(Raw records)
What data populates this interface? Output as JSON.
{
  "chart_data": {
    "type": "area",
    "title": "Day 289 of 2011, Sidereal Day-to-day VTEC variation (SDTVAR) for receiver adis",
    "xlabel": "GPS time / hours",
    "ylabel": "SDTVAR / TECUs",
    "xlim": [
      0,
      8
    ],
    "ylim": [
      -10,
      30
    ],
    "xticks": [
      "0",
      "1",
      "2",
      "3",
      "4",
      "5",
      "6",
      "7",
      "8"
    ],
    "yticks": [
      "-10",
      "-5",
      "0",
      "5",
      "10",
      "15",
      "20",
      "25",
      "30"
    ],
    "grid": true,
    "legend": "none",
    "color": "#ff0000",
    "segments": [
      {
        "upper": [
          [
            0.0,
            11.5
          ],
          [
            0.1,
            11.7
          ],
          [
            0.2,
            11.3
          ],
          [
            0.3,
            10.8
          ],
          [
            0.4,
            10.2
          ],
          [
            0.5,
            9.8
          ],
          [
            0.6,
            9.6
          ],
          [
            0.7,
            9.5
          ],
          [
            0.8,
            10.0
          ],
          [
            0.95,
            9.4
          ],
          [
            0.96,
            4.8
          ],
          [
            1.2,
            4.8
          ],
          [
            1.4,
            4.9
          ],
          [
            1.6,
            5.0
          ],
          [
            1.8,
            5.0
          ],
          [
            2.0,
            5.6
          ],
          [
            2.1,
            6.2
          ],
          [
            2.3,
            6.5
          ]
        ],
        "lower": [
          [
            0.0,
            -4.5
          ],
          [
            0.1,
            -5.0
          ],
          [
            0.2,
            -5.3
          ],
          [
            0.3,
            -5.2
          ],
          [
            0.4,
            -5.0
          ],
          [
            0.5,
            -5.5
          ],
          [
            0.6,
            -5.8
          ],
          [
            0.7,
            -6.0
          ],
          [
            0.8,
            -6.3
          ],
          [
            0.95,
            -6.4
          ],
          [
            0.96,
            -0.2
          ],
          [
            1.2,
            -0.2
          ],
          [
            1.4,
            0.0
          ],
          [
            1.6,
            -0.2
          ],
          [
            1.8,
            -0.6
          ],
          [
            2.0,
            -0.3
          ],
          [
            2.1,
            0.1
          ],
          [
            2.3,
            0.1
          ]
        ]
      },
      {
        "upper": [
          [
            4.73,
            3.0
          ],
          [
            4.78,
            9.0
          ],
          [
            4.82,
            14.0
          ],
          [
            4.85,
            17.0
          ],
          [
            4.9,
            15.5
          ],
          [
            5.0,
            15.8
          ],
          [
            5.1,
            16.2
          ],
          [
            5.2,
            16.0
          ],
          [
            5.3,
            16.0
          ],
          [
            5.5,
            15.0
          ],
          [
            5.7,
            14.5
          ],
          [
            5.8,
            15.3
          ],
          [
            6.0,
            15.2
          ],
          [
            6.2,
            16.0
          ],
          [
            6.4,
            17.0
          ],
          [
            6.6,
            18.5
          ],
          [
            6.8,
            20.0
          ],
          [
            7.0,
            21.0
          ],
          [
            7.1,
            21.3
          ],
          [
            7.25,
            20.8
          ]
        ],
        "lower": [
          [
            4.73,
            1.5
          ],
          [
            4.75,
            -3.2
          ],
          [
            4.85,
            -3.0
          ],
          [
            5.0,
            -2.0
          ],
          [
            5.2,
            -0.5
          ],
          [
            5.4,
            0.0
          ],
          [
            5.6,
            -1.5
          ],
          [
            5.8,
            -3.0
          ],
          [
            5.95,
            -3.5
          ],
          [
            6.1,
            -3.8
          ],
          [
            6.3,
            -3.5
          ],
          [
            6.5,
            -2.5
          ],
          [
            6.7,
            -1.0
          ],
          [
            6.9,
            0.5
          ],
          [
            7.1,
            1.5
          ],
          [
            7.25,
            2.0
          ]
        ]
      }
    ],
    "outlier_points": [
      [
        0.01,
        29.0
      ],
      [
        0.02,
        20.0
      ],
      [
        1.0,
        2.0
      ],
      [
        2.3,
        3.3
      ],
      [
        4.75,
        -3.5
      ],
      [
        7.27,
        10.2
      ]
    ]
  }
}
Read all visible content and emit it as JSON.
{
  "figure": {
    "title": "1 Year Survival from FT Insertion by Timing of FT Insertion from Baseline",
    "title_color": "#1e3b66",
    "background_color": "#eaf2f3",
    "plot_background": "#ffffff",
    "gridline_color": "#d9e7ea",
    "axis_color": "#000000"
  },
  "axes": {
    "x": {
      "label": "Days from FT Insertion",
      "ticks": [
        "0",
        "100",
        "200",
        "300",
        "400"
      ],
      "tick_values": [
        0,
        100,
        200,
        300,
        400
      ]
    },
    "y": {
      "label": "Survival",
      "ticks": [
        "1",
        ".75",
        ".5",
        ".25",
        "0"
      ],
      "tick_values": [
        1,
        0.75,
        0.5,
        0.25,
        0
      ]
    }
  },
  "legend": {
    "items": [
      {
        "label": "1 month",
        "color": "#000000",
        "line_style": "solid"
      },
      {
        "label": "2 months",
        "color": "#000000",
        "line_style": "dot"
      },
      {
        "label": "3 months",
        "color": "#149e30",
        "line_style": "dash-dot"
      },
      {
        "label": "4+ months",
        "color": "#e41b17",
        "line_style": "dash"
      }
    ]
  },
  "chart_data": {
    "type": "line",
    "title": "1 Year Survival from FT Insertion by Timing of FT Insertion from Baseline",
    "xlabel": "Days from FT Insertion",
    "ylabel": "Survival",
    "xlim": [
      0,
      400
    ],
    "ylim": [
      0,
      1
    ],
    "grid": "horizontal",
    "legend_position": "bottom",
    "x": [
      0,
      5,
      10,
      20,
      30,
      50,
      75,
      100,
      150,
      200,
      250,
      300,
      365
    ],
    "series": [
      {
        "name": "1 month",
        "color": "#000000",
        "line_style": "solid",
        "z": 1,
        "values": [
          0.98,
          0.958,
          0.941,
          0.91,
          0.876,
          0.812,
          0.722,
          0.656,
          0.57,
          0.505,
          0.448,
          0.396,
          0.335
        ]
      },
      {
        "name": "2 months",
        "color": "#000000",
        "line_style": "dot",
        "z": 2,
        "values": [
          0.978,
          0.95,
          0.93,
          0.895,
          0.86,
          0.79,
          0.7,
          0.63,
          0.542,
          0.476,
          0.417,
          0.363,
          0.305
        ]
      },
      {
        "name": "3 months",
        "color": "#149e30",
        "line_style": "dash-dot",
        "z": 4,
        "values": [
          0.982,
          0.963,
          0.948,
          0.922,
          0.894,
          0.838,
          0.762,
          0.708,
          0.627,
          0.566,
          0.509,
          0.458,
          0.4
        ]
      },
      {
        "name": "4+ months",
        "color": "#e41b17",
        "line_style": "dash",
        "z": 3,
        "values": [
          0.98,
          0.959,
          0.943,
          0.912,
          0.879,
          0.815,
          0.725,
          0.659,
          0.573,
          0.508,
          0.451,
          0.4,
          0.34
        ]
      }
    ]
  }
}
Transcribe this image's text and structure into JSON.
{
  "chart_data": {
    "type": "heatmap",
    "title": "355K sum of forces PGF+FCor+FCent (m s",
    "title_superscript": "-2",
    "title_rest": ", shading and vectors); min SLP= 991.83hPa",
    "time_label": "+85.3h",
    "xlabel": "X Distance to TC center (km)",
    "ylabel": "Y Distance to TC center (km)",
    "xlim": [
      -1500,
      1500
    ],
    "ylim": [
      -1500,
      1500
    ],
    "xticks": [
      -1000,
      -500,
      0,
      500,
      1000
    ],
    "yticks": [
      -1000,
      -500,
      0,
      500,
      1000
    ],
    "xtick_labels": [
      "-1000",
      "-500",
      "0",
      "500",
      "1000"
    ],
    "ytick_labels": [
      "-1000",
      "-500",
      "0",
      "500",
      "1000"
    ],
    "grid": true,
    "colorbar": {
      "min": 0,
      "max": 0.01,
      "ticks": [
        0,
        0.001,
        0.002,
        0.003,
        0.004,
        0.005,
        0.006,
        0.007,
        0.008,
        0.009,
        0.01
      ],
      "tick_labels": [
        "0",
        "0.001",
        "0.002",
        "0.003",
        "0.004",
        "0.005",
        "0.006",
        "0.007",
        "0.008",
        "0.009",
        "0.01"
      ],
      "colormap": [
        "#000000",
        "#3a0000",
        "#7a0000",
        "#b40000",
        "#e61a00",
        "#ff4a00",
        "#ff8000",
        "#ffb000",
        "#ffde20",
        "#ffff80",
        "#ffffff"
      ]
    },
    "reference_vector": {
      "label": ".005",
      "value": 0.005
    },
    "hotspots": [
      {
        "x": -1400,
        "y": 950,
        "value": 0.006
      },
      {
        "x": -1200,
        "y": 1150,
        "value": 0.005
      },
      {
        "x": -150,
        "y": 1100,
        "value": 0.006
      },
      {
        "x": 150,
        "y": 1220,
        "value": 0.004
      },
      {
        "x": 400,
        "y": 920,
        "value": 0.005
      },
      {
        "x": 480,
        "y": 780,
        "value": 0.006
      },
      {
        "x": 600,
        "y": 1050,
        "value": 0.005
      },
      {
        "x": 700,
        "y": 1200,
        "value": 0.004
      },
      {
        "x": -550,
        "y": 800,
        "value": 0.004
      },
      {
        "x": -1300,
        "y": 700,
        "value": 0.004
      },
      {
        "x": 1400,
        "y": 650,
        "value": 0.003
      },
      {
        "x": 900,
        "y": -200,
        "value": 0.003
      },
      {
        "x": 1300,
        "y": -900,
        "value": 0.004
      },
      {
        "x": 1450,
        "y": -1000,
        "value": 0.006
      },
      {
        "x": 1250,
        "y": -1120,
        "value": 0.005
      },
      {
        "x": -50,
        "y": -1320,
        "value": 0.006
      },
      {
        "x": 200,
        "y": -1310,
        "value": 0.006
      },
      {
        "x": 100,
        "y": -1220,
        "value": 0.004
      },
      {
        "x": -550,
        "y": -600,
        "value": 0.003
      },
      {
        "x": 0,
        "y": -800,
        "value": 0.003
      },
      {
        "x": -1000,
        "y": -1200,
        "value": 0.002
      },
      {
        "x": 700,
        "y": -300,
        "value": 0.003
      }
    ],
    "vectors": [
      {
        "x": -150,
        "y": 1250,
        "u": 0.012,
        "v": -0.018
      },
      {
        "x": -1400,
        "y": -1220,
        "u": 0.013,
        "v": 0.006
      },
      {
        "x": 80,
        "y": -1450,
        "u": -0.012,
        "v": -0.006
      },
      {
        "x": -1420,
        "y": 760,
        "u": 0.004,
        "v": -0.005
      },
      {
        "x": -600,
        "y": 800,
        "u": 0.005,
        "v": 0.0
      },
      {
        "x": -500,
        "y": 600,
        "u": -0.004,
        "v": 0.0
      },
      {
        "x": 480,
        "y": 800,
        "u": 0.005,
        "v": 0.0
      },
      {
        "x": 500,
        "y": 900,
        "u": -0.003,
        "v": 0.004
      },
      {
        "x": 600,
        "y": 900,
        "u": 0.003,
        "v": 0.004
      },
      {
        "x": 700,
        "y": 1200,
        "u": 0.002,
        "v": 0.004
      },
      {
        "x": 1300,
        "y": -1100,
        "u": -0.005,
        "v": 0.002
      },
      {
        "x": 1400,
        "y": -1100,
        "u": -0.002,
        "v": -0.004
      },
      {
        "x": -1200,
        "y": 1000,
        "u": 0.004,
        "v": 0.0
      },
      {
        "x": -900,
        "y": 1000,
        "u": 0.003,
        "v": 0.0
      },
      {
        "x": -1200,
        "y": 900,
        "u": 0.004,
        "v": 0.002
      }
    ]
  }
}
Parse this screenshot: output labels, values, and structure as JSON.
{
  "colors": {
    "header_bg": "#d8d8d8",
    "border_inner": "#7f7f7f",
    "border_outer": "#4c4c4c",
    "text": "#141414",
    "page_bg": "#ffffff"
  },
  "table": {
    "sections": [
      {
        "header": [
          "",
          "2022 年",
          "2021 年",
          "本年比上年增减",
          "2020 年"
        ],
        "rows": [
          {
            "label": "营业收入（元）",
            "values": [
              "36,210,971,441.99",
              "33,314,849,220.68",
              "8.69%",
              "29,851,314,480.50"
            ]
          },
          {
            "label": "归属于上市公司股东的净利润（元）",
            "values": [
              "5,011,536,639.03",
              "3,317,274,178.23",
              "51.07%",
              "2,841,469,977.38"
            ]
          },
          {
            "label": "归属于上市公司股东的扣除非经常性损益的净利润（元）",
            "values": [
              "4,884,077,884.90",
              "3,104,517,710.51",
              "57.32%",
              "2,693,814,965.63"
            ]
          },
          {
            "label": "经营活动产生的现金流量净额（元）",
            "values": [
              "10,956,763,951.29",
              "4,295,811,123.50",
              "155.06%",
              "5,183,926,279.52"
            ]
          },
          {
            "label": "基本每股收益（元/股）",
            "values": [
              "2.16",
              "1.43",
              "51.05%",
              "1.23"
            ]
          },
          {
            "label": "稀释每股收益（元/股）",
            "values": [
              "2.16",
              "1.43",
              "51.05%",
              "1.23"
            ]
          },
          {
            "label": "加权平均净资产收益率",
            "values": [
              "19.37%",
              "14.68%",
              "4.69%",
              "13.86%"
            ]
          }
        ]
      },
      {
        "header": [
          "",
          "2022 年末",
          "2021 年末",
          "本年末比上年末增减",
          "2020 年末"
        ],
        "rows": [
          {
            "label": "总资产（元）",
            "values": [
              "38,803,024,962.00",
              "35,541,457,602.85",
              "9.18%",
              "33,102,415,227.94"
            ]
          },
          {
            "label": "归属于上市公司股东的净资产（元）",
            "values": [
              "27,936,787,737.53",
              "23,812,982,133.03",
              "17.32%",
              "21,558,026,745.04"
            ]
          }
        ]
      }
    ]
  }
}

:: GOAL ::
Gather every line from the listing above in which "SDTVAR" appears, and copy those lines.

:: THE COMPLETED TASK ::
    "title": "Day 289 of 2011, Sidereal Day-to-day VTEC variation (SDTVAR) for receiver adis",
    "ylabel": "SDTVAR / TECUs",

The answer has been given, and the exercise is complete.